## Written problem
Report the number of lines containing "подстанций", with no other words.

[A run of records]
++++++++++++++++++++
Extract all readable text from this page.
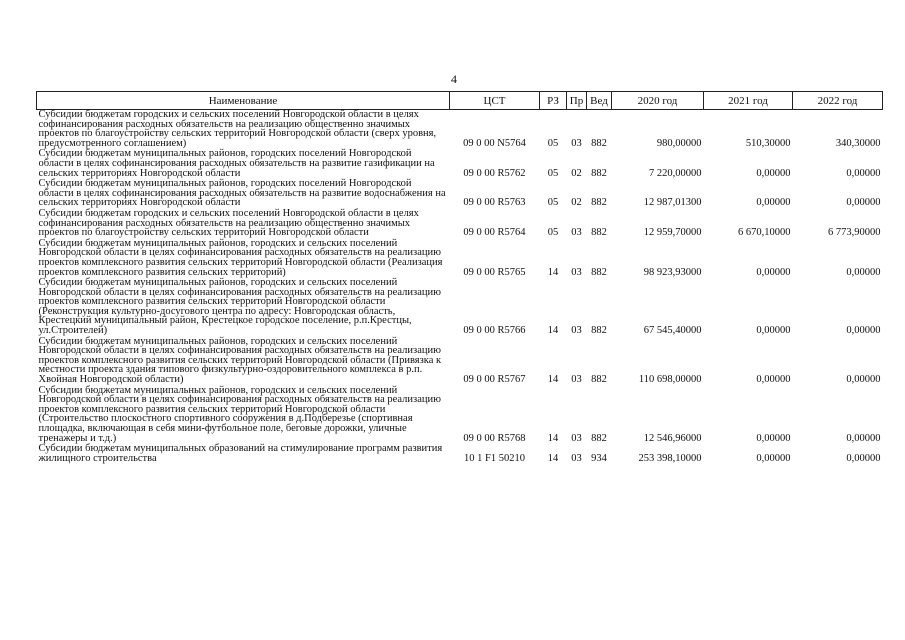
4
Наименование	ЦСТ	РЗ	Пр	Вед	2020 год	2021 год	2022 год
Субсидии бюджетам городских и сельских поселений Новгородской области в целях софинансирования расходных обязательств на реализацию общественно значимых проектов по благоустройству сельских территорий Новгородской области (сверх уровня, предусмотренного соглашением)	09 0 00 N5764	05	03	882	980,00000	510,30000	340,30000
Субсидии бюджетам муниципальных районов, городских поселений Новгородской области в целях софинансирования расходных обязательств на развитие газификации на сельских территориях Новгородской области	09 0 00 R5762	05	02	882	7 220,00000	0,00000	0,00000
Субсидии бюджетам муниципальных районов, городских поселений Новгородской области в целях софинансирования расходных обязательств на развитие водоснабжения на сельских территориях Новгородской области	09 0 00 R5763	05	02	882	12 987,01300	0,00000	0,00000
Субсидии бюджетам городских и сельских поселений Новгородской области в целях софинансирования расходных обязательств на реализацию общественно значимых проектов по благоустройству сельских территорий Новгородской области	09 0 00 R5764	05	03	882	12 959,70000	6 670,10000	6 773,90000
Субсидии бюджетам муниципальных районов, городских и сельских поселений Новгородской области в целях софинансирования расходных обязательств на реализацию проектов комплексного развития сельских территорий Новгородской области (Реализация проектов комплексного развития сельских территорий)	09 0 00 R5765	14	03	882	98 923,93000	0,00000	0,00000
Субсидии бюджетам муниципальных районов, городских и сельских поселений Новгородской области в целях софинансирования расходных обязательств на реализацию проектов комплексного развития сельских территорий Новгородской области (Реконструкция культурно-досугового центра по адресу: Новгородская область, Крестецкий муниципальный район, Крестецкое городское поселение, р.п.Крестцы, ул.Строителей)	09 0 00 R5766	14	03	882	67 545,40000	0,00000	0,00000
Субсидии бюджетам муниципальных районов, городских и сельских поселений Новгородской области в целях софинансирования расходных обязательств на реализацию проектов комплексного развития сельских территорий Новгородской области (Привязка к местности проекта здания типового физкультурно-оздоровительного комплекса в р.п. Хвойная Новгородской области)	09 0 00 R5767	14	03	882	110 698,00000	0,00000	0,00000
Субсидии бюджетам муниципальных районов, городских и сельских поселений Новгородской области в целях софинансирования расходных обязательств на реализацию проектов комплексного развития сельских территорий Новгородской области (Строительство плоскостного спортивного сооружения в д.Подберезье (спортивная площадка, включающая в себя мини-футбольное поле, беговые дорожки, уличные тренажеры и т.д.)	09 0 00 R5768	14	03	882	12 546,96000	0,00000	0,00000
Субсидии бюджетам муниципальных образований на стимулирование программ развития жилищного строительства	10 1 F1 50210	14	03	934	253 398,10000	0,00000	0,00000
++++++++++++++++++++
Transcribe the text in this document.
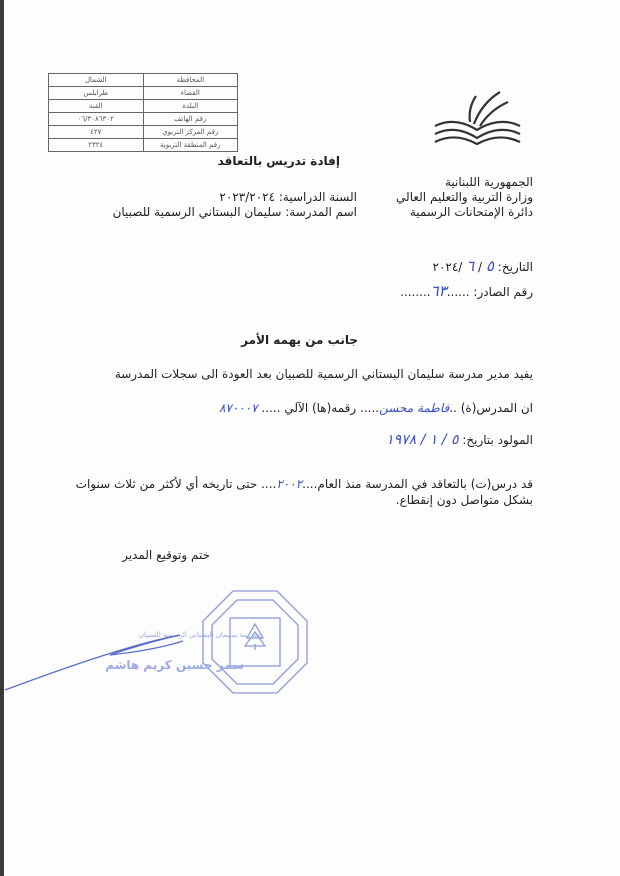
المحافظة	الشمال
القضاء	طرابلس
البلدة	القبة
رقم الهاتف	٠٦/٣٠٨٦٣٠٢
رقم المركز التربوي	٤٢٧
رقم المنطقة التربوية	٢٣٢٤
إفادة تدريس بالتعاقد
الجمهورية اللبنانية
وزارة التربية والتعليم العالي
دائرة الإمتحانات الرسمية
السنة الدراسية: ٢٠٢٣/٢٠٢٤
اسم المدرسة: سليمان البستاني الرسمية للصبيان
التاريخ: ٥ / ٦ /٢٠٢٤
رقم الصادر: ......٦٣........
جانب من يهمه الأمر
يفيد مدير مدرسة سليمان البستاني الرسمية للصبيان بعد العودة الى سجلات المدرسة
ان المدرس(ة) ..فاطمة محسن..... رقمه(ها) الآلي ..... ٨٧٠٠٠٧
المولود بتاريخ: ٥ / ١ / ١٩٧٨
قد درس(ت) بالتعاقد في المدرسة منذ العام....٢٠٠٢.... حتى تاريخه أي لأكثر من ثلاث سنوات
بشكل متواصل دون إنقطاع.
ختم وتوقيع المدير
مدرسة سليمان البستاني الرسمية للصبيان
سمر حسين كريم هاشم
++++++++++++++++++++
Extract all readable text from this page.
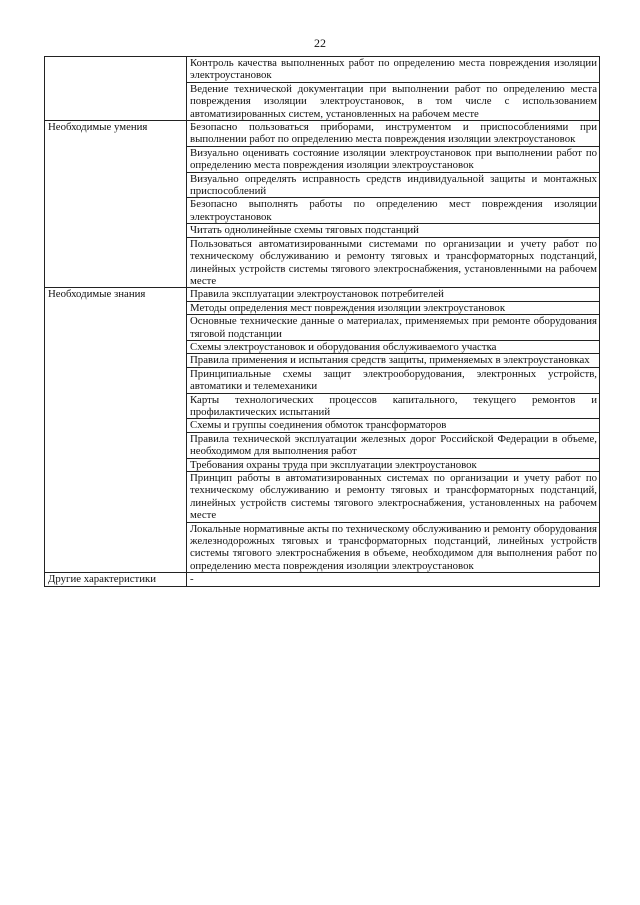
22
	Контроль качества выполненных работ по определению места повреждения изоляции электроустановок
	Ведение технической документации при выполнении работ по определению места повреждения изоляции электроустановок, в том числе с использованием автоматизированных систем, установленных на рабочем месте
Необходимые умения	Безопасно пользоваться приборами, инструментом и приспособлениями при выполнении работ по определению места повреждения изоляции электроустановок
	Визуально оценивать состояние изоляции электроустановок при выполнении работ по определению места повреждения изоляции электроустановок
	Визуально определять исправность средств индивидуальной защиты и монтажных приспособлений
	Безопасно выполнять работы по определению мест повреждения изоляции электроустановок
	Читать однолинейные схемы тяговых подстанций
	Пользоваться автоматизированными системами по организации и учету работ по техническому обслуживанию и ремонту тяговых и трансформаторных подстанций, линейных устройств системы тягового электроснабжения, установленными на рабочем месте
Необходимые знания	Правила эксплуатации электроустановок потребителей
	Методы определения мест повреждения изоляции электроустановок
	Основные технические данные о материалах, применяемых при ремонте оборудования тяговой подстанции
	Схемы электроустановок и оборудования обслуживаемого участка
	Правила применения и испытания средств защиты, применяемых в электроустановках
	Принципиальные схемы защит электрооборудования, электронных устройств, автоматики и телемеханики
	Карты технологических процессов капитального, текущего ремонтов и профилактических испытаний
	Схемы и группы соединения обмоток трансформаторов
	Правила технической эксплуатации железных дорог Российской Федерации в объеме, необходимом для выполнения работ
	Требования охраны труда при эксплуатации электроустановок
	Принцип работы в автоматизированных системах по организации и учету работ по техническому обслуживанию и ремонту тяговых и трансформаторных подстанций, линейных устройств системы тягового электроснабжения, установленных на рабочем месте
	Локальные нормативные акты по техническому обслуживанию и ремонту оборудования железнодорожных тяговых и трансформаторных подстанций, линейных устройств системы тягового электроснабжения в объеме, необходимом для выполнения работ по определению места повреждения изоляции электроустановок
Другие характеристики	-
++++++++++++++++++++
## Exercise result
4